Vol.2 潰瘍性大腸炎 内科的治療
皆さんは、炎症性腸疾患(Inflammatory Bowel Disease : IBD)という言葉をご存知でしょうか?炎症性腸疾患とは、狭い意味では潰瘍性大腸炎(Ulcerative
Colitis : UC)とクローン病(Crohn’s Disase : CD)の両疾患を指します。(以下、UCとCD)
UCとCDは欧米で多くみられ、我が国では1970年代まではまれな疾患とされていましたが、それ以後、急激に増加しています。しかしながら、まだ日本では罹患率が欧米に比べ低い状態です。この二つの病気は特定疾患を申請する病気ではありますが、徐々に増えており、2002年でUCが約7万人、CDが約2万人を超えてきています。双方とも十代後半から二十代に多く、若年者に発症するのが特徴とされています。
今回は潰瘍性大腸炎の内科的治療についてお話をしてみます。潰瘍性大腸炎は粘血便を訴えとして粘膜がびまん性に冒され、粘血膿性の分泌物が付着するような形をとる病気です。原因はよく分かっておりませんが、細菌性赤痢、アメーバ赤痢、サルモネラ腸炎、キャンピロバクタ腸炎、大腸結核などの感染性腸炎などを鑑別しなければなりません。
粘膜側の炎症を中心として直腸から徐々に口側に拡がり、直腸炎型、左側大腸炎型、全大腸炎型と病変の拡がりによって分けられています。

問題
潰瘍性大腸炎の内科的治療についての本文を、最後の文のあとから書き続けてください。 これらの行は使わなくてかまいません。

提供情報
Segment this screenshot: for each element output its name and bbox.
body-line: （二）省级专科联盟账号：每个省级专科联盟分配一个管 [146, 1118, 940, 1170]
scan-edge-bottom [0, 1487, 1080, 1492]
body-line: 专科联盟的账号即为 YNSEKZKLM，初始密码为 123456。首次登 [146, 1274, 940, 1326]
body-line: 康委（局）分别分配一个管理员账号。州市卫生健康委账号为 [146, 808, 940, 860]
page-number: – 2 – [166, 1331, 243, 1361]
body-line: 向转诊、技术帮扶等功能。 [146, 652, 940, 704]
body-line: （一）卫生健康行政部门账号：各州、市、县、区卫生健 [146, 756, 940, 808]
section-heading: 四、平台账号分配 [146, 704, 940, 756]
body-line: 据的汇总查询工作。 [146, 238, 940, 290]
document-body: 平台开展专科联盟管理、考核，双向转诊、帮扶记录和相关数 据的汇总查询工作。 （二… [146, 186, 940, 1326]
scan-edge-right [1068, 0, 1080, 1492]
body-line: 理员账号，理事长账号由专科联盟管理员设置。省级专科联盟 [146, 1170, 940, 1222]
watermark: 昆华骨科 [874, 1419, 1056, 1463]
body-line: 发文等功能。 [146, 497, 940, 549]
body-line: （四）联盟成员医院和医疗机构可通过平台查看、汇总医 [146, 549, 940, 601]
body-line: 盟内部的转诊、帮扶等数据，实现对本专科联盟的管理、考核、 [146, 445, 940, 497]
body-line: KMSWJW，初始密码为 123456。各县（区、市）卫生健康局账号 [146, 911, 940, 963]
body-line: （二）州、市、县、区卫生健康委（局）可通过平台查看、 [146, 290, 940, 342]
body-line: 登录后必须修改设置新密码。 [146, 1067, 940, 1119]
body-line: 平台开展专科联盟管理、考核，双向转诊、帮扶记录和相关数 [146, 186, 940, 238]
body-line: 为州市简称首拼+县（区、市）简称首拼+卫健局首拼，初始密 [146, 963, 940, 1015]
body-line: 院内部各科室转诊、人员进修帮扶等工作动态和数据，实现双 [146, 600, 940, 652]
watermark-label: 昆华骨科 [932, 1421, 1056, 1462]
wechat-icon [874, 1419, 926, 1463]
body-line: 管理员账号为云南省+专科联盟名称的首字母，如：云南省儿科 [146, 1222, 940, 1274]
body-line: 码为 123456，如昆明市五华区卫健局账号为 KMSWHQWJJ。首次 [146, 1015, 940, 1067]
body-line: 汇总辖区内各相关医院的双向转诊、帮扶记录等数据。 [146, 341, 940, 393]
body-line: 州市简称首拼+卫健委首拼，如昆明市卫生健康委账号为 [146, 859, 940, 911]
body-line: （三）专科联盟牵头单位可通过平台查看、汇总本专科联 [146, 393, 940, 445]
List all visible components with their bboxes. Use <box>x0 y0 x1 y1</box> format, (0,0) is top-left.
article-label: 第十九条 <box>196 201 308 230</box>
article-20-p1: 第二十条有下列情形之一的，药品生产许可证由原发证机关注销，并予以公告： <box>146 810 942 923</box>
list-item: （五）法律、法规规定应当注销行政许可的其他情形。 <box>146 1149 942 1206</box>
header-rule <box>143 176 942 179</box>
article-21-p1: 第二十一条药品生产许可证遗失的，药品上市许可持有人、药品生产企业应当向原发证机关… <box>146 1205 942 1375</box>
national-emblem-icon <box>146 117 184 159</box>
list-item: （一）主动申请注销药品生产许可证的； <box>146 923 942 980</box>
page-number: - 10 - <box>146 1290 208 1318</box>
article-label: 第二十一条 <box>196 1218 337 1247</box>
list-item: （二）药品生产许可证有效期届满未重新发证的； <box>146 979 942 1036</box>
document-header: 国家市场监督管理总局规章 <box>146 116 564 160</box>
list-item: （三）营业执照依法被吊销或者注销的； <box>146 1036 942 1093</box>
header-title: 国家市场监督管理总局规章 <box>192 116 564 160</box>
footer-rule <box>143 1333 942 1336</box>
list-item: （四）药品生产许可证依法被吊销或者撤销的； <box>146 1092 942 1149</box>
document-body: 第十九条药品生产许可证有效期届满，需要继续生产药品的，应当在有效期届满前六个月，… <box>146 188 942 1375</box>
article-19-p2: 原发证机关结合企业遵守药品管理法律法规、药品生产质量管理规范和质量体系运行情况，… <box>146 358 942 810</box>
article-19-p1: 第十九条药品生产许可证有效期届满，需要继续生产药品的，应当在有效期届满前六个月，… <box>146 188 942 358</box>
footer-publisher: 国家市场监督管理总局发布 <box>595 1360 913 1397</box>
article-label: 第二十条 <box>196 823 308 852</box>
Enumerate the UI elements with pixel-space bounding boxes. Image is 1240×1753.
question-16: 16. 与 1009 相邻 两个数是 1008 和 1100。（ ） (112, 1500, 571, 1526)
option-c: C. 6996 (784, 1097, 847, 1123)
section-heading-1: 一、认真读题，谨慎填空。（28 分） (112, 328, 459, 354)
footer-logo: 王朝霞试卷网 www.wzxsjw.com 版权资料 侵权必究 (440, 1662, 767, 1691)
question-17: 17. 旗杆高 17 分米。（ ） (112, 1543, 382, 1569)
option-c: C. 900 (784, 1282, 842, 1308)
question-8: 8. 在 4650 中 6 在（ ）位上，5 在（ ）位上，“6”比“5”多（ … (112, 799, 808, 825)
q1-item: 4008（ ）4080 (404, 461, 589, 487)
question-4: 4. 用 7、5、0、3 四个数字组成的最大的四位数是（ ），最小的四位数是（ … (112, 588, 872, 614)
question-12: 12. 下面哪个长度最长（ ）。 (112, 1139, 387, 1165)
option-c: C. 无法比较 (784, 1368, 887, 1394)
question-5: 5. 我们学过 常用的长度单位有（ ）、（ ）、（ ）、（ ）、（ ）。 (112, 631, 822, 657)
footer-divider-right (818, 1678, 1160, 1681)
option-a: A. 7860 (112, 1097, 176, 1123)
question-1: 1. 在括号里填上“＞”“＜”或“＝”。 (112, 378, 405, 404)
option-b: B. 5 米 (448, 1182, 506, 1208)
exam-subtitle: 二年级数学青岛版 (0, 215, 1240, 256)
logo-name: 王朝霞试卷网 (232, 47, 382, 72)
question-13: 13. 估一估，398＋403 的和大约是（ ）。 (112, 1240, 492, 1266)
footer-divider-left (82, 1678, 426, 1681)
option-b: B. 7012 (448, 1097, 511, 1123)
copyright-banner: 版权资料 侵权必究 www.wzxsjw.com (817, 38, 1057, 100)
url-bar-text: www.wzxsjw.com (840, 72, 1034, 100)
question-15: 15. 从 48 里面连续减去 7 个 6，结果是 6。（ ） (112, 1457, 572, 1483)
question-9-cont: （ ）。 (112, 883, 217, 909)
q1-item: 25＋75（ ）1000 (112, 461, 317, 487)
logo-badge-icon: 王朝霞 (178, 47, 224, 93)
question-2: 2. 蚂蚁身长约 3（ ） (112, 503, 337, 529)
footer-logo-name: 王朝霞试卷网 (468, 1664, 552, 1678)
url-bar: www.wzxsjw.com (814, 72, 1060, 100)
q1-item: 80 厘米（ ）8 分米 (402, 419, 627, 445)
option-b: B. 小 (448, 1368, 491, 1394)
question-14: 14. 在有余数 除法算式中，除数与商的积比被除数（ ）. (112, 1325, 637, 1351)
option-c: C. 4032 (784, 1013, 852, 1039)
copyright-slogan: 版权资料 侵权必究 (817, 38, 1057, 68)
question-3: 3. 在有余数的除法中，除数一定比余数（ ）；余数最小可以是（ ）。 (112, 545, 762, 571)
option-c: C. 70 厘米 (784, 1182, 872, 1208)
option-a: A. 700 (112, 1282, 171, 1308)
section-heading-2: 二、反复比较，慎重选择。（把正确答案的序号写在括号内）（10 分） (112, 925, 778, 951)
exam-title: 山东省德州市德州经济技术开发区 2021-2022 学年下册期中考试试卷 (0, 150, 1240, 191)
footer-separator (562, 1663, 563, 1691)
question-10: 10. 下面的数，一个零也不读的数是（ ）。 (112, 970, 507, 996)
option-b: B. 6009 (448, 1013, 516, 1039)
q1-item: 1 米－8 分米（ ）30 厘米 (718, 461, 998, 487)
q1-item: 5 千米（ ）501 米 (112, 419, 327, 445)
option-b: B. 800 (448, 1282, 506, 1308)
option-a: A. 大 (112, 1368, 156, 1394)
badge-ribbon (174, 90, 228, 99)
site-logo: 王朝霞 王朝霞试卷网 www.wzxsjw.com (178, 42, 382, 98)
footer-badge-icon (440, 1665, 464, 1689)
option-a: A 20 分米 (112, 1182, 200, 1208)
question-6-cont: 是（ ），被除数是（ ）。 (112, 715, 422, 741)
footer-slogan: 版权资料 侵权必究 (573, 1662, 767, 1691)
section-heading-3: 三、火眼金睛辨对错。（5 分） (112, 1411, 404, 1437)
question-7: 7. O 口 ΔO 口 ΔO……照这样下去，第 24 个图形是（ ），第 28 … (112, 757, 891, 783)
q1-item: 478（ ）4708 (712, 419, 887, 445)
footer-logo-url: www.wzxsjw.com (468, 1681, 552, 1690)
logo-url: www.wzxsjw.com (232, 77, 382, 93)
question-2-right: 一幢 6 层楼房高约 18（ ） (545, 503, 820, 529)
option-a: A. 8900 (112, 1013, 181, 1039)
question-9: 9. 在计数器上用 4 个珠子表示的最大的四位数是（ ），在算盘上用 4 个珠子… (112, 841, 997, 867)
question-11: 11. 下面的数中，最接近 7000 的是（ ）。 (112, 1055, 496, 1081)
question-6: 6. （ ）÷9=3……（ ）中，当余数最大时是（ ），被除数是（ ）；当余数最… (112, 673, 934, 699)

解答例
今まで治療は、サラゾピリン、ペンタサ、ステロイド、免疫抑制剤等があり、また重症度が高い時には全身管理として強力静注療法といわれる絶食でステロイドをたくさん使い、また広域スペクトル抗生物質も併用し、輸液電解質などを補正するという方法が採られています。最近では、さらにGCAP(顆粒球除去療法)、LCAP(白血球除去療法)という方法ができ、血液透析のように活性化した顆粒球やリンパ球を取る方法が行われるようになってきました。それによってステロイドを使用しなくてもよい患者様も増えてきています。これらの血球成分除去療法はクローン病やリウマチ、またベーチェット病にも応用されるようになってきています。
いずれにしても潰瘍性大腸炎と診断されても、慌てず騒がず専門医の話を聞いて、きちんと加療していかれればよろしいかと思われます。便秘や下痢を繰り返すような方、もしくは症状など何もなくても積極的に内視鏡で定期的に調べることが大切となります。